Dataset items:
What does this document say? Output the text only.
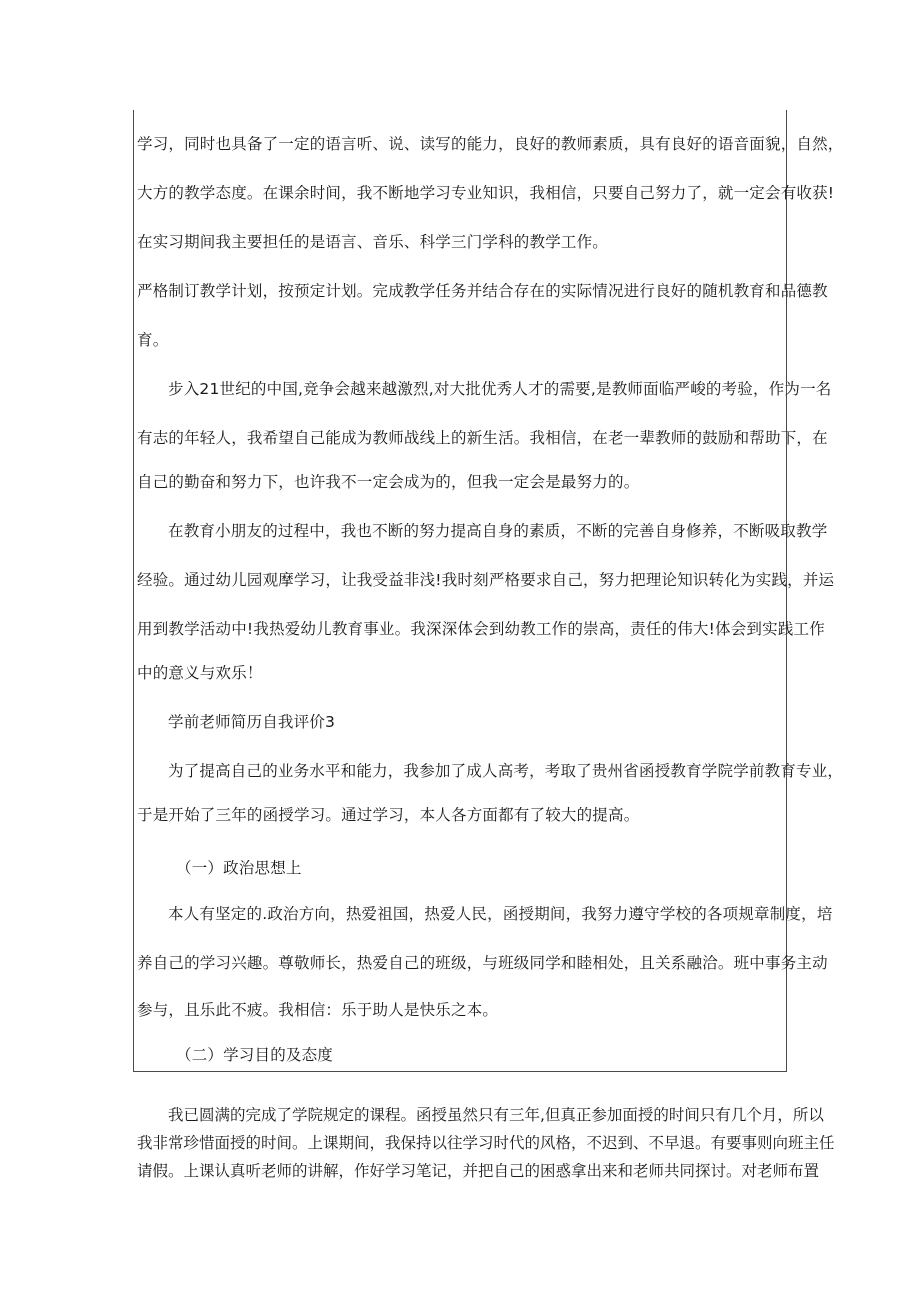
学习，同时也具备了一定的语言听、说、读写的能力，良好的教师素质，具有良好的语音面貌，自然，
大方的教学态度。在课余时间，我不断地学习专业知识，我相信，只要自己努力了，就一定会有收获!
在实习期间我主要担任的是语言、音乐、科学三门学科的教学工作。
严格制订教学计划，按预定计划。完成教学任务并结合存在的实际情况进行良好的随机教育和品德教
育。
步入21世纪的中国,竞争会越来越激烈,对大批优秀人才的需要,是教师面临严峻的考验，作为一名
有志的年轻人，我希望自己能成为教师战线上的新生活。我相信，在老一辈教师的鼓励和帮助下，在
自己的勤奋和努力下，也许我不一定会成为的，但我一定会是最努力的。
在教育小朋友的过程中，我也不断的努力提高自身的素质，不断的完善自身修养，不断吸取教学
经验。通过幼儿园观摩学习，让我受益非浅!我时刻严格要求自己，努力把理论知识转化为实践，并运
用到教学活动中!我热爱幼儿教育事业。我深深体会到幼教工作的崇高，责任的伟大!体会到实践工作
中的意义与欢乐！
学前老师简历自我评价3
为了提高自己的业务水平和能力，我参加了成人高考，考取了贵州省函授教育学院学前教育专业，
于是开始了三年的函授学习。通过学习，本人各方面都有了较大的提高。
（一）政治思想上
本人有坚定的.政治方向，热爱祖国，热爱人民，函授期间，我努力遵守学校的各项规章制度，培
养自己的学习兴趣。尊敬师长，热爱自己的班级，与班级同学和睦相处，且关系融洽。班中事务主动
参与，且乐此不疲。我相信：乐于助人是快乐之本。
（二）学习目的及态度
我已圆满的完成了学院规定的课程。函授虽然只有三年,但真正参加面授的时间只有几个月，所以
我非常珍惜面授的时间。上课期间，我保持以往学习时代的风格，不迟到、不早退。有要事则向班主任
请假。上课认真听老师的讲解，作好学习笔记，并把自己的困惑拿出来和老师共同探讨。对老师布置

Aim of the task:
Using the material above, retype each entry exactly and omit the pictures.

Correct answer:
What does this document say? Output the text only.
学习，同时也具备了一定的语言听、说、读写的能力，良好的教师素质，具有良好的语音面貌，自然，
大方的教学态度。在课余时间，我不断地学习专业知识，我相信，只要自己努力了，就一定会有收获!
在实习期间我主要担任的是语言、音乐、科学三门学科的教学工作。
严格制订教学计划，按预定计划。完成教学任务并结合存在的实际情况进行良好的随机教育和品德教
育。
步入21世纪的中国,竞争会越来越激烈,对大批优秀人才的需要,是教师面临严峻的考验，作为一名
有志的年轻人，我希望自己能成为教师战线上的新生活。我相信，在老一辈教师的鼓励和帮助下，在
自己的勤奋和努力下，也许我不一定会成为的，但我一定会是最努力的。
在教育小朋友的过程中，我也不断的努力提高自身的素质，不断的完善自身修养，不断吸取教学
经验。通过幼儿园观摩学习，让我受益非浅!我时刻严格要求自己，努力把理论知识转化为实践，并运
用到教学活动中!我热爱幼儿教育事业。我深深体会到幼教工作的崇高，责任的伟大!体会到实践工作
中的意义与欢乐！
学前老师简历自我评价3
为了提高自己的业务水平和能力，我参加了成人高考，考取了贵州省函授教育学院学前教育专业，
于是开始了三年的函授学习。通过学习，本人各方面都有了较大的提高。
（一）政治思想上
本人有坚定的.政治方向，热爱祖国，热爱人民，函授期间，我努力遵守学校的各项规章制度，培
养自己的学习兴趣。尊敬师长，热爱自己的班级，与班级同学和睦相处，且关系融洽。班中事务主动
参与，且乐此不疲。我相信：乐于助人是快乐之本。
（二）学习目的及态度
我已圆满的完成了学院规定的课程。函授虽然只有三年,但真正参加面授的时间只有几个月，所以
我非常珍惜面授的时间。上课期间，我保持以往学习时代的风格，不迟到、不早退。有要事则向班主任
请假。上课认真听老师的讲解，作好学习笔记，并把自己的困惑拿出来和老师共同探讨。对老师布置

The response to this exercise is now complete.